EXERCISE INSTRUCTIONS: Pick out every line of the items below that contains the string "graphics", and copy each one in full.

(Spatial layout entries)
=-=-=-=-=

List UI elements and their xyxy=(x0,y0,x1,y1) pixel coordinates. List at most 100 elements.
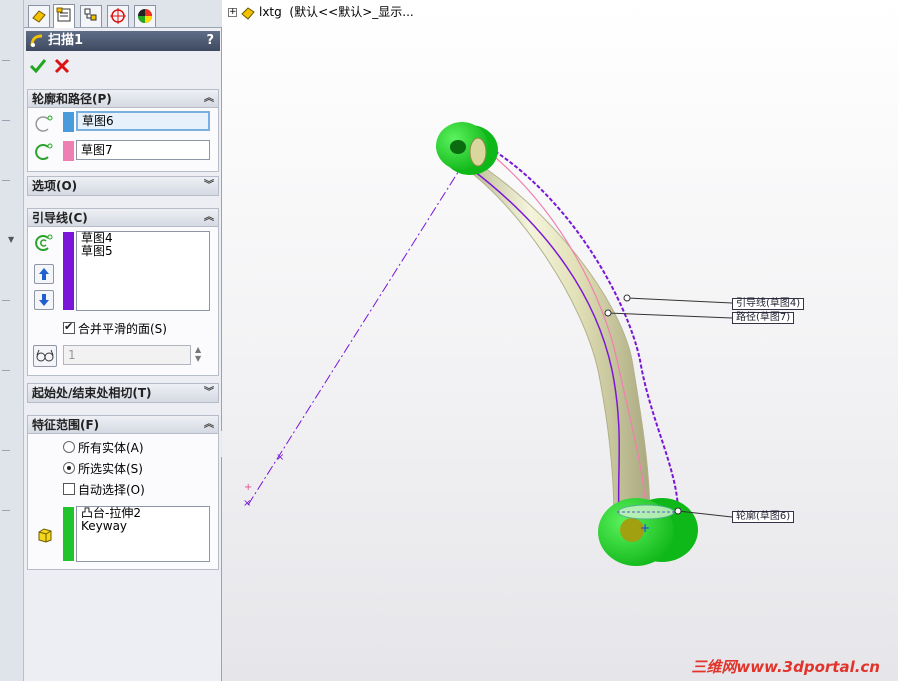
top-profile-section xyxy=(469,137,487,167)
collapse-chevron-icon[interactable]: ︽ xyxy=(204,209,214,227)
list-item[interactable]: Keyway xyxy=(77,520,209,533)
sweep-model-graphics[interactable]: + × × + xyxy=(222,0,898,681)
tab-display-manager[interactable] xyxy=(134,5,156,27)
all-bodies-radio[interactable] xyxy=(63,441,75,453)
group-header-options[interactable]: 选项(O) ︾ xyxy=(28,177,218,195)
guide-curve-icon xyxy=(35,234,53,251)
group-guide-curves: 引导线(C) ︽ 草图4 草图5 合并平滑的面(S) 1 ▲▼ xyxy=(27,208,219,376)
profile-selection-box[interactable]: 草图6 xyxy=(76,111,210,131)
auto-select-checkbox[interactable] xyxy=(63,483,75,495)
group-header-profile-path[interactable]: 轮廓和路径(P) ︽ xyxy=(28,90,218,108)
path-color-swatch xyxy=(63,141,74,161)
sweep-icon xyxy=(30,34,43,47)
tab-feature-manager[interactable] xyxy=(28,5,50,27)
sketch-point-marker: × xyxy=(276,452,284,463)
profile-color-swatch xyxy=(63,112,74,132)
leader-line-guide xyxy=(626,297,733,304)
all-bodies-label: 所有实体(A) xyxy=(78,441,144,455)
strip-tick xyxy=(2,510,10,511)
path-icon xyxy=(35,143,53,160)
group-start-end-tangency: 起始处/结束处相切(T) ︾ xyxy=(27,383,219,403)
selected-bodies-radio[interactable] xyxy=(63,462,75,474)
strip-tick xyxy=(2,180,10,181)
move-down-button[interactable] xyxy=(34,290,54,310)
feature-tree-flyout[interactable]: + lxtg (默认<<默认>_显示... xyxy=(228,4,414,20)
strip-tick xyxy=(2,370,10,371)
callout-profile[interactable]: 轮廓(草图6) xyxy=(732,511,795,523)
section-number-spinner[interactable]: 1 xyxy=(63,345,191,365)
leader-anchor-path[interactable] xyxy=(604,309,612,317)
group-options: 选项(O) ︾ xyxy=(27,176,219,196)
group-header-tangency[interactable]: 起始处/结束处相切(T) ︾ xyxy=(28,384,218,402)
pm-title: 扫描1 xyxy=(48,33,84,48)
help-button[interactable]: ? xyxy=(206,31,214,51)
strip-tick xyxy=(2,60,10,61)
bodies-color-swatch xyxy=(63,507,74,561)
merge-smooth-faces-label: 合并平滑的面(S) xyxy=(78,322,167,336)
group-feature-scope: 特征范围(F) ︽ 所有实体(A) 所选实体(S) 自动选择(O) 凸台-拉伸2… xyxy=(27,415,219,570)
callout-guide-curve[interactable]: 引导线(草图4) xyxy=(732,298,805,310)
profile-point-marker: + xyxy=(640,521,650,535)
top-boss-hole xyxy=(450,140,466,154)
group-title: 特征范围(F) xyxy=(32,418,100,432)
guide-curve-list[interactable]: 草图4 草图5 xyxy=(76,231,210,311)
selected-bodies-label: 所选实体(S) xyxy=(78,462,143,476)
strip-tick xyxy=(2,300,10,301)
move-up-button[interactable] xyxy=(34,264,54,284)
group-title: 轮廓和路径(P) xyxy=(32,92,112,106)
expand-chevron-icon[interactable]: ︾ xyxy=(204,384,214,402)
group-profile-path: 轮廓和路径(P) ︽ 草图6 草图7 xyxy=(27,89,219,172)
leader-line-path xyxy=(607,312,733,319)
collapse-chevron-icon[interactable]: ︽ xyxy=(204,90,214,108)
arrow-down-icon xyxy=(39,294,49,306)
tree-expander[interactable]: + xyxy=(228,8,237,17)
ok-button[interactable] xyxy=(28,56,48,76)
merge-smooth-faces-checkbox[interactable] xyxy=(63,320,75,334)
group-header-feature-scope[interactable]: 特征范围(F) ︽ xyxy=(28,416,218,434)
group-title: 引导线(C) xyxy=(32,211,88,225)
tab-property-manager[interactable] xyxy=(53,4,75,28)
group-title: 起始处/结束处相切(T) xyxy=(32,386,152,400)
expand-chevron-icon[interactable]: ︾ xyxy=(204,177,214,195)
collapse-chevron-icon[interactable]: ︽ xyxy=(204,416,214,434)
origin-marker-icon: + xyxy=(244,482,252,493)
spinner-arrows-icon[interactable]: ▲ ▼ xyxy=(195,345,201,363)
guide-curve-color-swatch xyxy=(63,232,74,310)
cancel-button[interactable] xyxy=(52,56,72,76)
sketch-endpoint-marker: × xyxy=(243,498,251,509)
profile-icon xyxy=(35,115,53,132)
dimxpert-icon xyxy=(110,8,126,24)
property-manager-panel: 扫描1 ? 轮廓和路径(P) ︽ 草图6 草图7 选项(O) ︾ 引导线(C) … xyxy=(24,0,222,681)
callout-path[interactable]: 路径(草图7) xyxy=(732,312,795,324)
manager-tab-bar xyxy=(24,0,222,28)
list-item[interactable]: 草图5 xyxy=(77,245,209,258)
part-name[interactable]: lxtg xyxy=(259,5,282,19)
tab-configuration-manager[interactable] xyxy=(80,5,102,27)
group-title: 选项(O) xyxy=(32,179,78,193)
configuration-label: (默认<<默认>_显示... xyxy=(289,5,414,19)
auto-select-label: 自动选择(O) xyxy=(78,483,145,497)
swept-tube-body[interactable] xyxy=(464,157,651,521)
leader-anchor-guide[interactable] xyxy=(623,294,631,302)
glasses-icon xyxy=(36,349,54,362)
strip-tick xyxy=(2,120,10,121)
site-watermark: 三维网www.3dportal.cn xyxy=(691,658,880,676)
path-selection-box[interactable]: 草图7 xyxy=(76,140,210,160)
strip-arrow-icon[interactable]: ▼ xyxy=(8,235,14,244)
configuration-manager-icon xyxy=(84,8,97,21)
bodies-list[interactable]: 凸台-拉伸2 Keyway xyxy=(76,506,210,562)
strip-tick xyxy=(2,450,10,451)
group-header-guide-curves[interactable]: 引导线(C) ︽ xyxy=(28,209,218,227)
show-sections-button[interactable] xyxy=(33,345,57,367)
solid-body-icon xyxy=(38,528,52,543)
profile-sketch-section[interactable] xyxy=(617,504,675,520)
graphics-viewport[interactable]: + × × + 引导线(草图4) 路径(草图7) 轮廓(草图6) xyxy=(222,0,898,681)
arrow-up-icon xyxy=(39,268,49,280)
tab-dimxpert-manager[interactable] xyxy=(107,5,129,27)
pm-title-bar: 扫描1 ? xyxy=(26,31,220,51)
display-manager-icon xyxy=(138,9,152,23)
left-edge-strip: ▼ xyxy=(0,0,24,681)
leader-anchor-profile[interactable] xyxy=(674,507,682,515)
part-icon xyxy=(241,6,255,20)
property-manager-icon xyxy=(56,7,71,22)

=-=-=-=-=

OUTPUT FOR THIS TASK:
sweep-model-graphics[interactable]: + × × + xyxy=(222,0,898,681)
graphics-viewport[interactable]: + × × + 引导线(草图4) 路径(草图7) 轮廓(草图6) xyxy=(222,0,898,681)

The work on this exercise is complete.